RAW DATA ::
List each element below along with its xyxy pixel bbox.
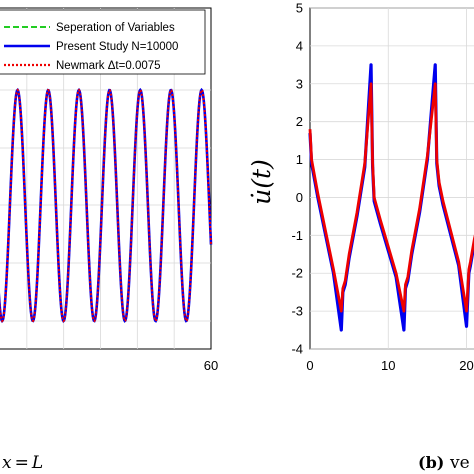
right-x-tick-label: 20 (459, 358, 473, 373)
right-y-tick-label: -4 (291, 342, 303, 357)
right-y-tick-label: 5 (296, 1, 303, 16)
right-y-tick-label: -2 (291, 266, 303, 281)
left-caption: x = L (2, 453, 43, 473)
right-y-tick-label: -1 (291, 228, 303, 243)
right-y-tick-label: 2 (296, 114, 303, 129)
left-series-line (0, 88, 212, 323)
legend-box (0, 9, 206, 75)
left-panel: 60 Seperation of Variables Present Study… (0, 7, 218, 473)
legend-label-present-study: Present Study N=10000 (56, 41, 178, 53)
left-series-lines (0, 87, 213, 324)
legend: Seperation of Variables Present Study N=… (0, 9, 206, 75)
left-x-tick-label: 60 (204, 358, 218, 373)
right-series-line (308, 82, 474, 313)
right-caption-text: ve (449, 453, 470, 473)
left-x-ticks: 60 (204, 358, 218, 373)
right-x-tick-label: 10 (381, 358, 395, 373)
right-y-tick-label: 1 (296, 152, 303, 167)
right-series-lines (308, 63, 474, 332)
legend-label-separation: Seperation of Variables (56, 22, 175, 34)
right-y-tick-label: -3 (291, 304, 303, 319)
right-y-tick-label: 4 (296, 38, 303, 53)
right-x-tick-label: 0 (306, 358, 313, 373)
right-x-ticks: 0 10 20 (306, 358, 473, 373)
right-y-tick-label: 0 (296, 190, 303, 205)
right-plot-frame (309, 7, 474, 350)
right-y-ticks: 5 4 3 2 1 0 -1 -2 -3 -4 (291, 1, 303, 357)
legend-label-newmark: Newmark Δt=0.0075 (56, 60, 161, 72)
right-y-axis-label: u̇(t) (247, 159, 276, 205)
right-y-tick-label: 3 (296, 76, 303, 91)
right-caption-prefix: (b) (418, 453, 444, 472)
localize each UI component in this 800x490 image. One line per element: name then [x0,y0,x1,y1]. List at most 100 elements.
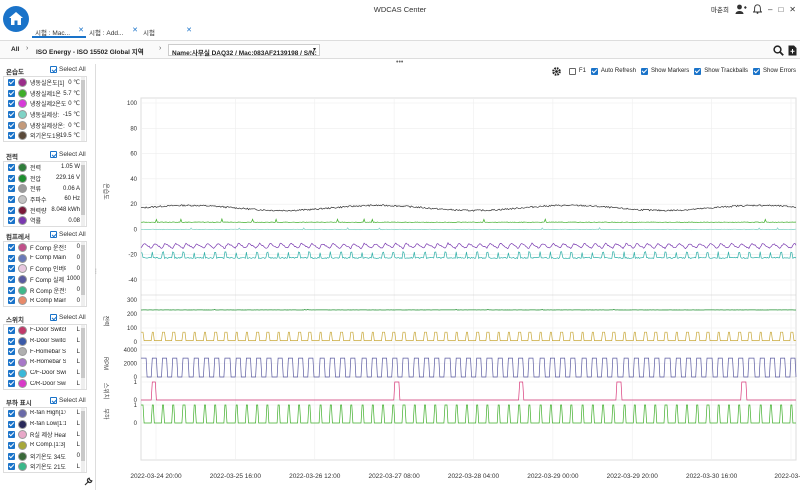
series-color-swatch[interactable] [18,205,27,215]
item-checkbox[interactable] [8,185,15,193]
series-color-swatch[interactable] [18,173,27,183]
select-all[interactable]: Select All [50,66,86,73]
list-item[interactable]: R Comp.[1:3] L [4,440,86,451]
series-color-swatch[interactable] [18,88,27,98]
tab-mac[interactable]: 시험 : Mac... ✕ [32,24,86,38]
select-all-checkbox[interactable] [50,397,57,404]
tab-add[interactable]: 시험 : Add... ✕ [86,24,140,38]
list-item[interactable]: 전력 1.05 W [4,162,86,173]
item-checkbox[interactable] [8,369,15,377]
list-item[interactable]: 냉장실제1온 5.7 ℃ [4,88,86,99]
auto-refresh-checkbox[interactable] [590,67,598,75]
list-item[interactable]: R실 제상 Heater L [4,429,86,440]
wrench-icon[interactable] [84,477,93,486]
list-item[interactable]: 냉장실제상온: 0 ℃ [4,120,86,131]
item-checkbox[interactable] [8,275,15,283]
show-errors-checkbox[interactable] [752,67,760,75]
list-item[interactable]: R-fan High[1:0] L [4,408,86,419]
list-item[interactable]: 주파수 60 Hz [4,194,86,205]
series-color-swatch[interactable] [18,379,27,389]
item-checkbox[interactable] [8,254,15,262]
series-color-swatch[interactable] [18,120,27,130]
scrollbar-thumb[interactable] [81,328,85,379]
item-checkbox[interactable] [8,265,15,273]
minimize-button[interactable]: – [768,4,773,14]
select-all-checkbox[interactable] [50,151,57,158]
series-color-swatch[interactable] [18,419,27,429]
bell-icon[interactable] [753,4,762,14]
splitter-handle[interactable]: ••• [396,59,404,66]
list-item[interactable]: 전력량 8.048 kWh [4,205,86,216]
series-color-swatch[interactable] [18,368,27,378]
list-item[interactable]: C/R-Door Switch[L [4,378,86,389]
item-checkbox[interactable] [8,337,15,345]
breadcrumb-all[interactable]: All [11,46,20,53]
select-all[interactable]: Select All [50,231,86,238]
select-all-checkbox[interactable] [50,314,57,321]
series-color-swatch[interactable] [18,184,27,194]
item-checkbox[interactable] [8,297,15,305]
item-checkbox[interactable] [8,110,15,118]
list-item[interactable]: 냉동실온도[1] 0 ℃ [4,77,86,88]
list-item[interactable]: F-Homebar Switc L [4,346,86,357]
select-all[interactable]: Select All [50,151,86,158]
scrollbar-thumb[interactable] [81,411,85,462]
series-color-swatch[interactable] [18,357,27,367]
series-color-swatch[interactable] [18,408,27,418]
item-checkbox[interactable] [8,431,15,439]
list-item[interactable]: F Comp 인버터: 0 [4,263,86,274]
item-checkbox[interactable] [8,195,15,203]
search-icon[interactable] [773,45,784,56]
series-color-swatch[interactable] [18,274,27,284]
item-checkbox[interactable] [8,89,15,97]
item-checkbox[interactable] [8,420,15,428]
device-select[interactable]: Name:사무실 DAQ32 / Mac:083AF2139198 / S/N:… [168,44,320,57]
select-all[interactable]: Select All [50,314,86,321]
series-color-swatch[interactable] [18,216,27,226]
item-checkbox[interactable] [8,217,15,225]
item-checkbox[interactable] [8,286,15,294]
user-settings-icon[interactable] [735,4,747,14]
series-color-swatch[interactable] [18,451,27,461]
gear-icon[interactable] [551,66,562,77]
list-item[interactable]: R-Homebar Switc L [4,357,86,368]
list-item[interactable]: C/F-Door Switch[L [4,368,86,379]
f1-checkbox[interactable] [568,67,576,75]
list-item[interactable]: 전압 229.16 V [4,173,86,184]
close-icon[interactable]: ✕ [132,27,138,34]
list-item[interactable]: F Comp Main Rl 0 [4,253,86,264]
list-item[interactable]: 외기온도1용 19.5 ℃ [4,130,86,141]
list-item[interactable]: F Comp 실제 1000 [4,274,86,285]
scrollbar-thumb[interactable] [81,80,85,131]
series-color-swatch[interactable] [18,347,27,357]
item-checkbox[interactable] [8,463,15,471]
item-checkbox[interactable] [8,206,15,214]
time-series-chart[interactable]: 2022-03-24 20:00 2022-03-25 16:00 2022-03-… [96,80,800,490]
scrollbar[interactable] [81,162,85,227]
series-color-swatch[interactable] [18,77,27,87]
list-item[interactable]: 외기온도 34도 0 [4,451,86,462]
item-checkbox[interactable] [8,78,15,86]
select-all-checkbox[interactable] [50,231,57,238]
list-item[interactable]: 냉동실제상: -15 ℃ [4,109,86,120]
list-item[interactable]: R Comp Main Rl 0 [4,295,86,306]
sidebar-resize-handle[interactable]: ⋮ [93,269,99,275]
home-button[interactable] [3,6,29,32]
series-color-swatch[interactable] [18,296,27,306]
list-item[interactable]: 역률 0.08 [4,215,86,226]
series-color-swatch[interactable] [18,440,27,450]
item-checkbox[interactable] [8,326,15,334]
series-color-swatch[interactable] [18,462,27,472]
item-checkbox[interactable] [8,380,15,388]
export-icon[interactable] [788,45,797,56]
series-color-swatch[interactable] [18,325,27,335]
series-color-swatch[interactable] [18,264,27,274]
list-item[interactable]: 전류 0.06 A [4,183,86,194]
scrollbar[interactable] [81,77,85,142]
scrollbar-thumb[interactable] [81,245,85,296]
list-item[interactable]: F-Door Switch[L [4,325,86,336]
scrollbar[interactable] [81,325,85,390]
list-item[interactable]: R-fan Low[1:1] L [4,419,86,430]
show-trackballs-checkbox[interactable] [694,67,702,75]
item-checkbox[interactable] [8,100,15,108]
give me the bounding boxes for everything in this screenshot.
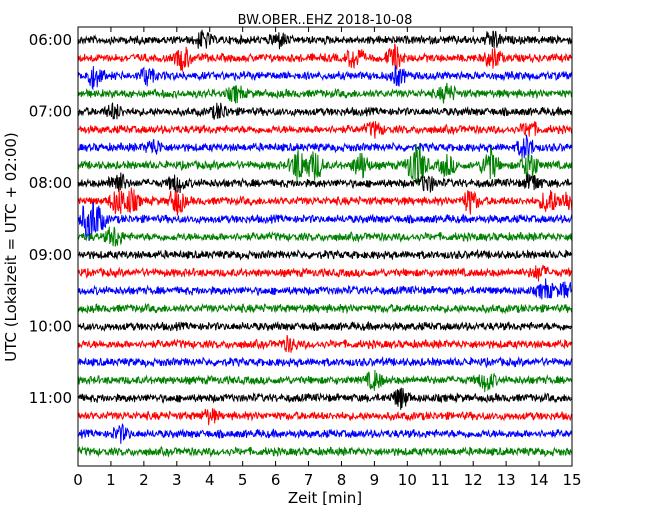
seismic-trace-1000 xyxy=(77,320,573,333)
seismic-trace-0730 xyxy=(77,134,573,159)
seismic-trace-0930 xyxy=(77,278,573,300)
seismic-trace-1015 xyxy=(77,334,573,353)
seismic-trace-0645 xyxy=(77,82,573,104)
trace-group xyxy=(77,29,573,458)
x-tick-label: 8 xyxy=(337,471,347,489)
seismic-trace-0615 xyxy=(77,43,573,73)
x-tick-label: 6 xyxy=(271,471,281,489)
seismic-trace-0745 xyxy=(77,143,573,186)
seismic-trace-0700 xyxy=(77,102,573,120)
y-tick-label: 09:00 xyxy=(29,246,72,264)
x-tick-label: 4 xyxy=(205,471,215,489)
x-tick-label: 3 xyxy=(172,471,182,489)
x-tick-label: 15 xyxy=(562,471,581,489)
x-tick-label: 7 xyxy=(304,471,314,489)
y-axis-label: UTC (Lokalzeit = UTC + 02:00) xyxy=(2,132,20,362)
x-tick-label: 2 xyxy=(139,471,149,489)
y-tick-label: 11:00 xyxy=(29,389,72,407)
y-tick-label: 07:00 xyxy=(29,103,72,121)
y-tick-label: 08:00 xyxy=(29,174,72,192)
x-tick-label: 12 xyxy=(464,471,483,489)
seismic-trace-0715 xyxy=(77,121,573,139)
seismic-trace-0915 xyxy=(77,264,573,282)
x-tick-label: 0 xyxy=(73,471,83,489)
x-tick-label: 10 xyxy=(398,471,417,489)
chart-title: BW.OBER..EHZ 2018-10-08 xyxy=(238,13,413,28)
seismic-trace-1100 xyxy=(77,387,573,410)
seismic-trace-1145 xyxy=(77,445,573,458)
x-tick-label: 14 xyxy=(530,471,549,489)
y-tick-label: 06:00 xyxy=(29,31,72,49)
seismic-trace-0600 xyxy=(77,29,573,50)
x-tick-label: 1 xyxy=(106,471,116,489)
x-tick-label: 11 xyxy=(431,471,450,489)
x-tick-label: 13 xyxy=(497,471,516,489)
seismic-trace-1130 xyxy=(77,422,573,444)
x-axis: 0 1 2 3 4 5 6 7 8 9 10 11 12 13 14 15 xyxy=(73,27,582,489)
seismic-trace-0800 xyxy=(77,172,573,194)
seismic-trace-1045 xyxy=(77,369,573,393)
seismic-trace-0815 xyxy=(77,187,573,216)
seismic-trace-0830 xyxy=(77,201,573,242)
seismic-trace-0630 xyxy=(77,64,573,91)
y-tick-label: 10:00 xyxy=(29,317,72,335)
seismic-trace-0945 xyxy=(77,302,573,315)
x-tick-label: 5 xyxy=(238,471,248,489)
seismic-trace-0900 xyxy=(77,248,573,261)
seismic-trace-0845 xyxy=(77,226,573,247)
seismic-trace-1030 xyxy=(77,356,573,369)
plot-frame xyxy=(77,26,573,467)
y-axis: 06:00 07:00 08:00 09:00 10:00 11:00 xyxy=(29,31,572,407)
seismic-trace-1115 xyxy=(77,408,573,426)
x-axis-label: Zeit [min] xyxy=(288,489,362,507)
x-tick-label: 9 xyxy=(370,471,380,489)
* * *
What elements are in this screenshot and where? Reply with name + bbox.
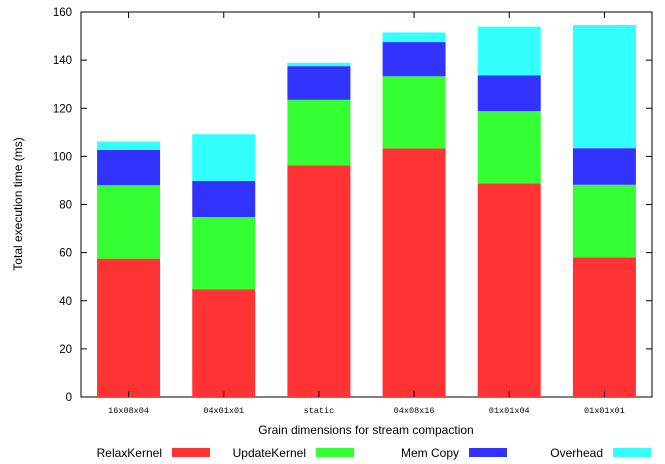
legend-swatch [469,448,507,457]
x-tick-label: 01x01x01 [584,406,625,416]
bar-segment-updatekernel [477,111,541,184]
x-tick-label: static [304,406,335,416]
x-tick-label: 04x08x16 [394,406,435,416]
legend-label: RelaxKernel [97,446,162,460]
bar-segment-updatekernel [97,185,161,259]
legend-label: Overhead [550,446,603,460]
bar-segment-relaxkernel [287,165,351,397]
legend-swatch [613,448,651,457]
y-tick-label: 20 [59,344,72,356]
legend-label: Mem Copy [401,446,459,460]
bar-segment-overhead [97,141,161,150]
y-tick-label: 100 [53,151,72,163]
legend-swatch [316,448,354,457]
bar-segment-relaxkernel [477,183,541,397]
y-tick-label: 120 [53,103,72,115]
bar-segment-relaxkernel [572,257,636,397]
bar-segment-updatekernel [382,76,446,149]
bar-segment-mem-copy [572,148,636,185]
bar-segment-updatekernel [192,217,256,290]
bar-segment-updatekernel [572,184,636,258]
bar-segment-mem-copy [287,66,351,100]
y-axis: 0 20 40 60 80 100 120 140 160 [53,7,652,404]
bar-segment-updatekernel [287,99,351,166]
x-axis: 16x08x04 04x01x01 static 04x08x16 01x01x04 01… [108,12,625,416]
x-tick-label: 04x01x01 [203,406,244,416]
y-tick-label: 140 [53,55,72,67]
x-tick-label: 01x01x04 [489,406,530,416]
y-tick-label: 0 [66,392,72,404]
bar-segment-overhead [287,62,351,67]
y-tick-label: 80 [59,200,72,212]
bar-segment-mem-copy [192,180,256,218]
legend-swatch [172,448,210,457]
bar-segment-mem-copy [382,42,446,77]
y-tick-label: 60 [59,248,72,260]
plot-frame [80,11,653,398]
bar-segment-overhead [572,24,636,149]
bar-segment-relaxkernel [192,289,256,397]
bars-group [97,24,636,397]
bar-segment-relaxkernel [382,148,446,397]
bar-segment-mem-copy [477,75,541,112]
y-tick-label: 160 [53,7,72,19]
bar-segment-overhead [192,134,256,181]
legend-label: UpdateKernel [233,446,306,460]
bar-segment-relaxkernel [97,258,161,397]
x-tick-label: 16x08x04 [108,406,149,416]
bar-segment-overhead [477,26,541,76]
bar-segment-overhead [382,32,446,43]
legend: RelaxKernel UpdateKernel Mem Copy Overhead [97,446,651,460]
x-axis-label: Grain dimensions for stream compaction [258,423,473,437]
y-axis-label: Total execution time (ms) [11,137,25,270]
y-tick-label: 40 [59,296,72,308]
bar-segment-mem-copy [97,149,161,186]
...
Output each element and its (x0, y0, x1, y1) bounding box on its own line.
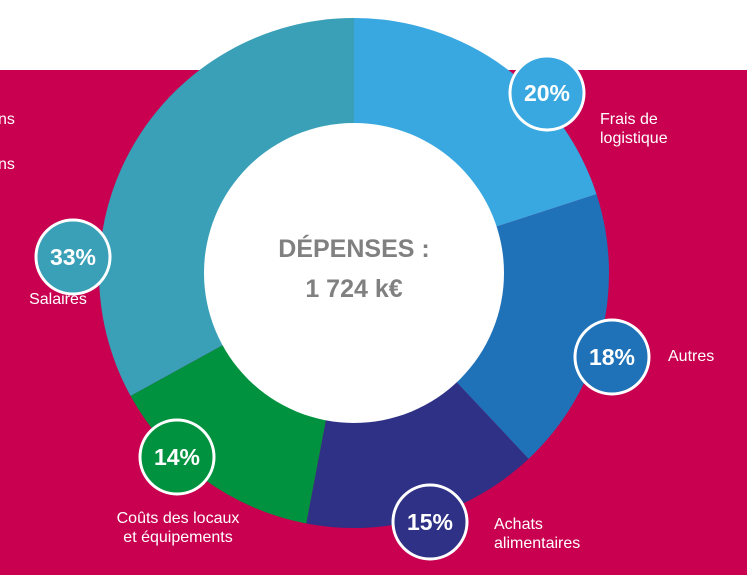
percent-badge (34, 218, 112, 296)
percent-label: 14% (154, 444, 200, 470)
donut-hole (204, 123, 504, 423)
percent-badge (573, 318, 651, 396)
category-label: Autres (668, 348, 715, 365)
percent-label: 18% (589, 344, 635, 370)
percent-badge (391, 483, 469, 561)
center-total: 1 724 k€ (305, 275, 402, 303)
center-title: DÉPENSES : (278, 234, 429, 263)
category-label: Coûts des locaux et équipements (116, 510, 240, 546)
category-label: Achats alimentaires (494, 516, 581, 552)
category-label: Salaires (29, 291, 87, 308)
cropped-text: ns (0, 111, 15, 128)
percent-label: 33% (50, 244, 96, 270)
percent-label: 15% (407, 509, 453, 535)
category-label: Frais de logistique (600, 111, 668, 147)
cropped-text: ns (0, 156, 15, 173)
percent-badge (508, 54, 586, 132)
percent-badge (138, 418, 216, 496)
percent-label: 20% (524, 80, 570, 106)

EXERCISE DETAILS :: Copy out, in full, every line of the records above that contains the string "percent".

SOLUTION BELOW ::
percent-badge (34, 218, 112, 296)
percent-label: 14% (154, 444, 200, 470)
percent-badge (573, 318, 651, 396)
percent-label: 18% (589, 344, 635, 370)
percent-badge (391, 483, 469, 561)
percent-label: 33% (50, 244, 96, 270)
percent-label: 15% (407, 509, 453, 535)
percent-badge (508, 54, 586, 132)
percent-badge (138, 418, 216, 496)
percent-label: 20% (524, 80, 570, 106)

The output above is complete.